Short task =>
Starting at the line that contains "What data populates", quote each line exactly through the last line of the entries, both included.

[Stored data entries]
• • • • • • •

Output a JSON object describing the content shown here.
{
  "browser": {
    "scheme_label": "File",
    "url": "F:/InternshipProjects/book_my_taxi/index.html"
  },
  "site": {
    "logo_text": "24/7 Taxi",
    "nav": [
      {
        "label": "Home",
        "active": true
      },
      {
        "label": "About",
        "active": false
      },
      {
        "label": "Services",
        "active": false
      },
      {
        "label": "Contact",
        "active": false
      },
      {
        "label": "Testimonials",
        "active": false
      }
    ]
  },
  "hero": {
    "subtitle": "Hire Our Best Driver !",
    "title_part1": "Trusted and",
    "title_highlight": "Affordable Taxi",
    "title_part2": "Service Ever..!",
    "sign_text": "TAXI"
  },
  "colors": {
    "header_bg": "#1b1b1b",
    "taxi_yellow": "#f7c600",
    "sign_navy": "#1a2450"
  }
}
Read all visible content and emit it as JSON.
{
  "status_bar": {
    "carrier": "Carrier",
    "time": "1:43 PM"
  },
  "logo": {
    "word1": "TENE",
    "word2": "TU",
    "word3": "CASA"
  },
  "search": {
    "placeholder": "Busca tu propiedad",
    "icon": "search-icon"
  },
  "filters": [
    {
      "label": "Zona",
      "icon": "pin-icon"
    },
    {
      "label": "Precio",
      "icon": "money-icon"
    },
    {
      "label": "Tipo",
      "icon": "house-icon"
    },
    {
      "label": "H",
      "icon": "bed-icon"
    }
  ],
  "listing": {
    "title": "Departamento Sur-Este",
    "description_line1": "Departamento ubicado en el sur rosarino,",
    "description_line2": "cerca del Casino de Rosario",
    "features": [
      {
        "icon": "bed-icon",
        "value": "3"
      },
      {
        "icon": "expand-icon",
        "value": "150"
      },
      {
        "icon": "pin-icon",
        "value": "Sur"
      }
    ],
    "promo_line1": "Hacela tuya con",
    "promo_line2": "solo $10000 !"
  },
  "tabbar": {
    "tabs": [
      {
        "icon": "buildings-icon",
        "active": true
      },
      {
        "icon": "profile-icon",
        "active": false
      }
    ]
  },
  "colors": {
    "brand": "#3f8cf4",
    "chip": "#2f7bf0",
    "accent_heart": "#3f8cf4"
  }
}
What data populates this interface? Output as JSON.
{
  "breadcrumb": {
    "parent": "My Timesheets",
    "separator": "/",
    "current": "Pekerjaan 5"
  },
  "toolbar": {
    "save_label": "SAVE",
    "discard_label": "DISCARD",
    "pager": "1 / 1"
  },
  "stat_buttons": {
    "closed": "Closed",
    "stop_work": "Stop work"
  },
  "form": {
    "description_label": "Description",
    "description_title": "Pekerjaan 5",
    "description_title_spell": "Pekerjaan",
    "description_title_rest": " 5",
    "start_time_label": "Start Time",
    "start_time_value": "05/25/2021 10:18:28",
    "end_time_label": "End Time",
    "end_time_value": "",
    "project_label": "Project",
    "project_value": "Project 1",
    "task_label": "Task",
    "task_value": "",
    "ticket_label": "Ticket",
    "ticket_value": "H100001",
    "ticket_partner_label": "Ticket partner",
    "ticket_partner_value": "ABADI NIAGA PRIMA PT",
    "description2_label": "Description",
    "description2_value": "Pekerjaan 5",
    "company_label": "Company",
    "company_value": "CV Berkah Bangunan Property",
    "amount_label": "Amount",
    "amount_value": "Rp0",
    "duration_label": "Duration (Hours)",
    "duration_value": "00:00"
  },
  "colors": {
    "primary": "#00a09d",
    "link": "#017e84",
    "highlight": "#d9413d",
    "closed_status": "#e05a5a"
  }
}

• • • • • • •

Finished answer =>
What data populates this interface? Output as JSON.
{
  "breadcrumb": {
    "parent": "My Timesheets",
    "separator": "/",
    "current": "Pekerjaan 5"
  },
  "toolbar": {
    "save_label": "SAVE",
    "discard_label": "DISCARD",
    "pager": "1 / 1"
  },
  "stat_buttons": {
    "closed": "Closed",
    "stop_work": "Stop work"
  },
  "form": {
    "description_label": "Description",
    "description_title": "Pekerjaan 5",
    "description_title_spell": "Pekerjaan",
    "description_title_rest": " 5",
    "start_time_label": "Start Time",
    "start_time_value": "05/25/2021 10:18:28",
    "end_time_label": "End Time",
    "end_time_value": "",
    "project_label": "Project",
    "project_value": "Project 1",
    "task_label": "Task",
    "task_value": "",
    "ticket_label": "Ticket",
    "ticket_value": "H100001",
    "ticket_partner_label": "Ticket partner",
    "ticket_partner_value": "ABADI NIAGA PRIMA PT",
    "description2_label": "Description",
    "description2_value": "Pekerjaan 5",
    "company_label": "Company",
    "company_value": "CV Berkah Bangunan Property",
    "amount_label": "Amount",
    "amount_value": "Rp0",
    "duration_label": "Duration (Hours)",
    "duration_value": "00:00"
  },
  "colors": {
    "primary": "#00a09d",
    "link": "#017e84",
    "highlight": "#d9413d",
    "closed_status": "#e05a5a"
  }
}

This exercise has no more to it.